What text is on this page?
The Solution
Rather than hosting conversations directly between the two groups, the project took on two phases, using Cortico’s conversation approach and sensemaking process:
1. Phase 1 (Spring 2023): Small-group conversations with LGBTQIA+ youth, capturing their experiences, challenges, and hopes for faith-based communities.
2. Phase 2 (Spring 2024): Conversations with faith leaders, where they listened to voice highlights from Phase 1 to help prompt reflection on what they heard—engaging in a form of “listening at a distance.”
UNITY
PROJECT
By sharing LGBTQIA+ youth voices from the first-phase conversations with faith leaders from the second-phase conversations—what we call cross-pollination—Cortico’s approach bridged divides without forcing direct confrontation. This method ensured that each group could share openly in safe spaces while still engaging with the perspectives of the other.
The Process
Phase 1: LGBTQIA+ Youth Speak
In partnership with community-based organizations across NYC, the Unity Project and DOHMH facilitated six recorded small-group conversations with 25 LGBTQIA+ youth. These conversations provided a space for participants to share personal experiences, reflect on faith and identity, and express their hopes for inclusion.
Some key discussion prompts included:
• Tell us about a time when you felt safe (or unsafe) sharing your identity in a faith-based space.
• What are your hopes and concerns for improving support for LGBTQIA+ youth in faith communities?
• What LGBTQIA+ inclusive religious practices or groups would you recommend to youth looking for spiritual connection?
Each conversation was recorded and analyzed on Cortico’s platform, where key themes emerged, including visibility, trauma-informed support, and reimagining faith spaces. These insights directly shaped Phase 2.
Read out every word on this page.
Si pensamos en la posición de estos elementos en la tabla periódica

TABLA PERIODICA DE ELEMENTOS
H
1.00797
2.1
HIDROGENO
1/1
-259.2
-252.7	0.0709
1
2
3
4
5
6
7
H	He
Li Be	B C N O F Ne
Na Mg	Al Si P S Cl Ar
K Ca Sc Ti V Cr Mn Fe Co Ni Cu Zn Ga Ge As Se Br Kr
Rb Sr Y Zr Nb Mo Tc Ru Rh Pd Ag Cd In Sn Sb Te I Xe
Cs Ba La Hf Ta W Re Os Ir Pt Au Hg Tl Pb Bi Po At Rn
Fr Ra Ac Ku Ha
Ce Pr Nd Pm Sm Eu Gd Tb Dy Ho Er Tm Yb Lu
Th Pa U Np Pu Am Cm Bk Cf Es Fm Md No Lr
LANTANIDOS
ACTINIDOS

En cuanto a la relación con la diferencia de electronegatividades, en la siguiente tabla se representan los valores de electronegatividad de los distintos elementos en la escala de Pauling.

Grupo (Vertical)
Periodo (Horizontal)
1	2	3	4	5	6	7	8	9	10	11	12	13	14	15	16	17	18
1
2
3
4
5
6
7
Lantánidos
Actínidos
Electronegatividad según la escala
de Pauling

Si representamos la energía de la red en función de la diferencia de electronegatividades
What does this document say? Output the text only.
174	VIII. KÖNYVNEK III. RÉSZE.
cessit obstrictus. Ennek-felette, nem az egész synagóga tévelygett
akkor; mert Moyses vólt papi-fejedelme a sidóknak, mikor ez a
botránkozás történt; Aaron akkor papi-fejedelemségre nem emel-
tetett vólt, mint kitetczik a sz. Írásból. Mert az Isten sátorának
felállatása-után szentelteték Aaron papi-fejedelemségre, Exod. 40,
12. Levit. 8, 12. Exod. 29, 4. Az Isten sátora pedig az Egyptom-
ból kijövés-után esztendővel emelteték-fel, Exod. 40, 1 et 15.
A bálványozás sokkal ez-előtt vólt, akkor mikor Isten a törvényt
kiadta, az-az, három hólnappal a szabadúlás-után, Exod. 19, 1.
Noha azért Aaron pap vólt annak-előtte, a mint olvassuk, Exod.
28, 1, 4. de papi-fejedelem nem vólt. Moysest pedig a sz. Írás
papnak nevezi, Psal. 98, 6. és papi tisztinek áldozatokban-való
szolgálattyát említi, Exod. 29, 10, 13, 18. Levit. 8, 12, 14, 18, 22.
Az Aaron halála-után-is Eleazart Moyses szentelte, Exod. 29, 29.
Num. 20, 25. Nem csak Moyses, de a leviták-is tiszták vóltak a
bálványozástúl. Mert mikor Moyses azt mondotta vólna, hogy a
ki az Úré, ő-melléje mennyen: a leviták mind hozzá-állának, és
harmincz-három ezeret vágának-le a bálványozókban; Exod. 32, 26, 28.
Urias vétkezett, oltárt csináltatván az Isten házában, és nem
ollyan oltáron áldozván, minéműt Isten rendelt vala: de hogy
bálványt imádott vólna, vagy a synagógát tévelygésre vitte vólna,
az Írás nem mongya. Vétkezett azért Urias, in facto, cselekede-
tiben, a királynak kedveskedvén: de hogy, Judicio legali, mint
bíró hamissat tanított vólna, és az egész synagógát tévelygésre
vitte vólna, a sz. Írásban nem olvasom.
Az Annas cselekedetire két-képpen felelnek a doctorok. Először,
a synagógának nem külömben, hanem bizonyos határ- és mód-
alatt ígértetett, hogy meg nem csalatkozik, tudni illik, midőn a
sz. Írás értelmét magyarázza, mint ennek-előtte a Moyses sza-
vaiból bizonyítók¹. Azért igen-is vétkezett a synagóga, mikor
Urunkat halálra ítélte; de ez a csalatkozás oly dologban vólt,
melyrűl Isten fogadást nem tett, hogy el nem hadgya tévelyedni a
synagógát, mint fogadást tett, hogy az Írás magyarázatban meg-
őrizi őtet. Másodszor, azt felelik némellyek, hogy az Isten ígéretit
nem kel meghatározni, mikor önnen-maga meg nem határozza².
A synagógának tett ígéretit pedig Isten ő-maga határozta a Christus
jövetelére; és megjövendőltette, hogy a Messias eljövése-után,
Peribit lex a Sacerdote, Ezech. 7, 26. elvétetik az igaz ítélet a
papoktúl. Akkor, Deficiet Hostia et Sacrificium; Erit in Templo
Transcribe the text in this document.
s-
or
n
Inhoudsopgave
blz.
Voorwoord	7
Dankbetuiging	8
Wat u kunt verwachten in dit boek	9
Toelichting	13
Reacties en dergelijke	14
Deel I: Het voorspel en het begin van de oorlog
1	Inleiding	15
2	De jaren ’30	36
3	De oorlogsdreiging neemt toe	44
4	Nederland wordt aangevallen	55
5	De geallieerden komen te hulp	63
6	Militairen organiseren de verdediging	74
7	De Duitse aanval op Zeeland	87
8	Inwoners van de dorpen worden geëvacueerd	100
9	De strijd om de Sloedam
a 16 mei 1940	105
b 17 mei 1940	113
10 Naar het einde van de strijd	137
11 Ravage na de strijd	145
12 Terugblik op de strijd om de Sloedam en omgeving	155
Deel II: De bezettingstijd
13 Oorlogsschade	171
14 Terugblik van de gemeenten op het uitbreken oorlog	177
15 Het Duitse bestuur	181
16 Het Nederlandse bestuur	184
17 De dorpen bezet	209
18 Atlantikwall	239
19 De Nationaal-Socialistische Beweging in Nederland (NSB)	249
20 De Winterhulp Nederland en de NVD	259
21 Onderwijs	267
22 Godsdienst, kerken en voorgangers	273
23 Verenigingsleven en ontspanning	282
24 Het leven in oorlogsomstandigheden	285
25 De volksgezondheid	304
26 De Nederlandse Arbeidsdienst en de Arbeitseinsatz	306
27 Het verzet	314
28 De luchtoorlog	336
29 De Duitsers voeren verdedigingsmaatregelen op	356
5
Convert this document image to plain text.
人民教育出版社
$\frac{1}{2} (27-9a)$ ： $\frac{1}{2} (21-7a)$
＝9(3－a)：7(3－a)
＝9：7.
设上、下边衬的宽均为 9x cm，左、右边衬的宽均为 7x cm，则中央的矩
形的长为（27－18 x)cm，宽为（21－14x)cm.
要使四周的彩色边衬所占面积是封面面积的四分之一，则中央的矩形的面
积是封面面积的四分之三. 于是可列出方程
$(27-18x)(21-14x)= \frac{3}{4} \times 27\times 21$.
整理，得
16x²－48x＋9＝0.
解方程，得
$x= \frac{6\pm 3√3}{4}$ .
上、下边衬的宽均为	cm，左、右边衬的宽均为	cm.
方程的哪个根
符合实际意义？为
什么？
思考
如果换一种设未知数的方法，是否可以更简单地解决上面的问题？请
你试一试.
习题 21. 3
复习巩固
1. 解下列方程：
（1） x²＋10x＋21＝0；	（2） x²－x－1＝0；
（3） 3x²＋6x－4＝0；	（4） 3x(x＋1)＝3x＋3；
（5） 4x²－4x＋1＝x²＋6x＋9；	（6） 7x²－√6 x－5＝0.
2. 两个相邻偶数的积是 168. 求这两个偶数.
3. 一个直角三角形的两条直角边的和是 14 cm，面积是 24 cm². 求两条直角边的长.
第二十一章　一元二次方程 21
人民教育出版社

**SET PROBLEM:**
Give again only the lines starting at the one that contains "Convert this document image to plain text." and running to the end of the data.

**ANSWER TO THE PROBLEM:**
Convert this document image to plain text.
人民教育出版社
$\frac{1}{2} (27-9a)$ ： $\frac{1}{2} (21-7a)$
＝9(3－a)：7(3－a)
＝9：7.
设上、下边衬的宽均为 9x cm，左、右边衬的宽均为 7x cm，则中央的矩
形的长为（27－18 x)cm，宽为（21－14x)cm.
要使四周的彩色边衬所占面积是封面面积的四分之一，则中央的矩形的面
积是封面面积的四分之三. 于是可列出方程
$(27-18x)(21-14x)= \frac{3}{4} \times 27\times 21$.
整理，得
16x²－48x＋9＝0.
解方程，得
$x= \frac{6\pm 3√3}{4}$ .
上、下边衬的宽均为	cm，左、右边衬的宽均为	cm.
方程的哪个根
符合实际意义？为
什么？
思考
如果换一种设未知数的方法，是否可以更简单地解决上面的问题？请
你试一试.
习题 21. 3
复习巩固
1. 解下列方程：
（1） x²＋10x＋21＝0；	（2） x²－x－1＝0；
（3） 3x²＋6x－4＝0；	（4） 3x(x＋1)＝3x＋3；
（5） 4x²－4x＋1＝x²＋6x＋9；	（6） 7x²－√6 x－5＝0.
2. 两个相邻偶数的积是 168. 求这两个偶数.
3. 一个直角三角形的两条直角边的和是 14 cm，面积是 24 cm². 求两条直角边的长.
第二十一章　一元二次方程 21
人民教育出版社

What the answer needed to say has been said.